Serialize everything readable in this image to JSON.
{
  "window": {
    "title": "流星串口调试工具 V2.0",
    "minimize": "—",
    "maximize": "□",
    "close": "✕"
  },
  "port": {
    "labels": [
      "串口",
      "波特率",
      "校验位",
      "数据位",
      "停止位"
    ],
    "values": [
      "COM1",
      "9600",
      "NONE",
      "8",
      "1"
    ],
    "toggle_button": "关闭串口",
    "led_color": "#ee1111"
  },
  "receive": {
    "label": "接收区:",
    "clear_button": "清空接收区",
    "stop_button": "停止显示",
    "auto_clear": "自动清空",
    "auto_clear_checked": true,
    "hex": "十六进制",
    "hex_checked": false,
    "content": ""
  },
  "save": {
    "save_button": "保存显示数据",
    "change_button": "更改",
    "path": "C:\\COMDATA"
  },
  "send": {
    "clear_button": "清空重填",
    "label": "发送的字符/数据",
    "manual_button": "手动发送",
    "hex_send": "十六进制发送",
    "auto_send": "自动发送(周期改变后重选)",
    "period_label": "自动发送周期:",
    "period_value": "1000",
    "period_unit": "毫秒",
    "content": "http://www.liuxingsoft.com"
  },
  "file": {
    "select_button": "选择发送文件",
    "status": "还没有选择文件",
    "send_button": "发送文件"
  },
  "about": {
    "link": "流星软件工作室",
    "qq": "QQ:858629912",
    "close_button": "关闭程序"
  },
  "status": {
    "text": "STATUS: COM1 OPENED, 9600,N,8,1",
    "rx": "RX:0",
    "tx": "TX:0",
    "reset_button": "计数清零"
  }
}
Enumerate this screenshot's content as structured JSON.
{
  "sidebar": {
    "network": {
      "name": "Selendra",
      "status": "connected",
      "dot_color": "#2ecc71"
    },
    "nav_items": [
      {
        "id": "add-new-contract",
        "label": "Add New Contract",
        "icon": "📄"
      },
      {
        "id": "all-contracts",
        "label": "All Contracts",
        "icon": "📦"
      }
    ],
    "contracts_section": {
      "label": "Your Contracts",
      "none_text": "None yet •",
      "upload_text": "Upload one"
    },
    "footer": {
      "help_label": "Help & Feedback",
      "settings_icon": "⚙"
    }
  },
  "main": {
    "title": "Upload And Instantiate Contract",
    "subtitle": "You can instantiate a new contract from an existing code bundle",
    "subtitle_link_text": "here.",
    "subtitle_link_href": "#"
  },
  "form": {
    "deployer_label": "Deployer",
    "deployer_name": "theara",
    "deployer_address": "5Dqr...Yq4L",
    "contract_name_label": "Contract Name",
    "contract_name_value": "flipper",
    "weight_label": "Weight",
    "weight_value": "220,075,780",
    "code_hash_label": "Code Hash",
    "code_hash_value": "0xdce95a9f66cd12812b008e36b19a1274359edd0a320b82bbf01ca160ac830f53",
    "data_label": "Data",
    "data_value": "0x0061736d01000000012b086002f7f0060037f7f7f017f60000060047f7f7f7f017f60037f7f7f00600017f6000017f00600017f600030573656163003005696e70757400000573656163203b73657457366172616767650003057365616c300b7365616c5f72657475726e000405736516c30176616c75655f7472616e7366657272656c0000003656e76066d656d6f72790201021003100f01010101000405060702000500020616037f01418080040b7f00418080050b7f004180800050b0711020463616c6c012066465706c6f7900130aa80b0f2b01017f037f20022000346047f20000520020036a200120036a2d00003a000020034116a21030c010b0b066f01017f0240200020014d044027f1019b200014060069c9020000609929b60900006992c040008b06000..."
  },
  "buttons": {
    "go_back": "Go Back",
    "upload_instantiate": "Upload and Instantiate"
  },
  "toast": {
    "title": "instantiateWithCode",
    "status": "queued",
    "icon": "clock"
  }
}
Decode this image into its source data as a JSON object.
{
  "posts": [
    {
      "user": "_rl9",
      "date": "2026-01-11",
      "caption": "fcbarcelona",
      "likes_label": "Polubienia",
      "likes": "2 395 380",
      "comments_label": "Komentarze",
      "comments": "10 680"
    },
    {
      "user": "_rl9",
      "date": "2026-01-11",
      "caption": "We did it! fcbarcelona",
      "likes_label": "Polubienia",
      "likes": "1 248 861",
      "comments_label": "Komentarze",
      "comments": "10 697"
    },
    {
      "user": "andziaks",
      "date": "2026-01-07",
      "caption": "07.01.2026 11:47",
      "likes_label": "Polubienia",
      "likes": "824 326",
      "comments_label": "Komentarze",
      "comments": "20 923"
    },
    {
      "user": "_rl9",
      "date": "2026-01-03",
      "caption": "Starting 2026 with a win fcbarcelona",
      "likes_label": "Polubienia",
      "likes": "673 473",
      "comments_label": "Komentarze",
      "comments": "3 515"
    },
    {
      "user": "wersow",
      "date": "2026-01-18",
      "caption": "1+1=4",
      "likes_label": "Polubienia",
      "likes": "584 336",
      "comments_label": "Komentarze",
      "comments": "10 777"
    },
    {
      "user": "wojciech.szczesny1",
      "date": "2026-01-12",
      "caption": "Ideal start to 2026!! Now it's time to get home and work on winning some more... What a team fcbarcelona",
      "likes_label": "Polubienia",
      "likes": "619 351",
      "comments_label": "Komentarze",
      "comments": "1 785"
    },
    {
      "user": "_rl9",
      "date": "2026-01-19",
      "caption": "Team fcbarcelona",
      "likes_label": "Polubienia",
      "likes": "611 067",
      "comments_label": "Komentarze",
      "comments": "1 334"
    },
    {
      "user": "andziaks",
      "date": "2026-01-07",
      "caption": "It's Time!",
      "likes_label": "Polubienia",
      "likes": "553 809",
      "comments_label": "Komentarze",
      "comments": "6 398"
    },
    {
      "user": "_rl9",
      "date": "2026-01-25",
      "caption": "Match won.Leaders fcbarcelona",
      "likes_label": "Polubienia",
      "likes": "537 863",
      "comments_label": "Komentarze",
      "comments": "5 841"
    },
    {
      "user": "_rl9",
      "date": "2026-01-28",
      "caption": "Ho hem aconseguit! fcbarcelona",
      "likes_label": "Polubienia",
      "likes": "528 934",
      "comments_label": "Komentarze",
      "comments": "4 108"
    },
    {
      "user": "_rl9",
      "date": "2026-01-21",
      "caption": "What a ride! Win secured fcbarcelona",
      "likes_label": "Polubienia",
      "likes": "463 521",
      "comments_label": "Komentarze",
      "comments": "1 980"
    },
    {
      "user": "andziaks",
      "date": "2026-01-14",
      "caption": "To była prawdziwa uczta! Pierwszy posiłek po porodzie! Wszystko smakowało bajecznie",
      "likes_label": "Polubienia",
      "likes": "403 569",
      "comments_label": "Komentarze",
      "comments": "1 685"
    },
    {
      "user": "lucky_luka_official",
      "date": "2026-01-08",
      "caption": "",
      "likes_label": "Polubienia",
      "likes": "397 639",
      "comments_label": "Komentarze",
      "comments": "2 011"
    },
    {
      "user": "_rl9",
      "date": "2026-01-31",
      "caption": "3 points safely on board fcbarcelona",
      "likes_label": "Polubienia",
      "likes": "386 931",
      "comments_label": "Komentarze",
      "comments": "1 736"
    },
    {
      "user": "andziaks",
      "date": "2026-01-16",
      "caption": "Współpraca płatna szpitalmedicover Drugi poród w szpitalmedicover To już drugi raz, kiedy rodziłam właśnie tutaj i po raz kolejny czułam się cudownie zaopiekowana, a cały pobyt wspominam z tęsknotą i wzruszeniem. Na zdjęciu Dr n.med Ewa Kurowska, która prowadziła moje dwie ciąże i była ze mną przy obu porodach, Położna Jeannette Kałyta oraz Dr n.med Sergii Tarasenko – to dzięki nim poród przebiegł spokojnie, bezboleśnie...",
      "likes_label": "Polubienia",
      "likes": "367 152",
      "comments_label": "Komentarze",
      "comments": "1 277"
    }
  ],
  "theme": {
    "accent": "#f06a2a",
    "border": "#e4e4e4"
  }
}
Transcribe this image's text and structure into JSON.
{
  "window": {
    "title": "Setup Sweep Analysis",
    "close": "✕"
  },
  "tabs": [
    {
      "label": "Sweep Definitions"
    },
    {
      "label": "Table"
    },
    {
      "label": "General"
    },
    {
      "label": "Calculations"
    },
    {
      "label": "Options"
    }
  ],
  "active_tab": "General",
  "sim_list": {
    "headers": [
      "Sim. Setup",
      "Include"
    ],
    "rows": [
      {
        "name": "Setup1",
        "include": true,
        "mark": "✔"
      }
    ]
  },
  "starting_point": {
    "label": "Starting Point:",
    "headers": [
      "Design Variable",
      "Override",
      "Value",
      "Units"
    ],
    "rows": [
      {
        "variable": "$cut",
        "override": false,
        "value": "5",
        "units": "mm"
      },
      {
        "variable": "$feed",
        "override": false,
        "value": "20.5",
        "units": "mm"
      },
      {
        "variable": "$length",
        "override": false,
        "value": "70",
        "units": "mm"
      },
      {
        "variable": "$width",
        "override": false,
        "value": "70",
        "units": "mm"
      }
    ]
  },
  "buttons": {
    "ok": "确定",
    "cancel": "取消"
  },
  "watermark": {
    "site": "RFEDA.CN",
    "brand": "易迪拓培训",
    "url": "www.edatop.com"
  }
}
━━━━━━━━━━━━━━━━━━━━━━━━━━━━━━
_SHORT PROBLEM:_ Within the listing above, copy each line that has the string "content".

_SOLUTION:_
    "content": ""
    "content": "http://www.liuxingsoft.com"
Enumerate this screenshot's content as structured JSON.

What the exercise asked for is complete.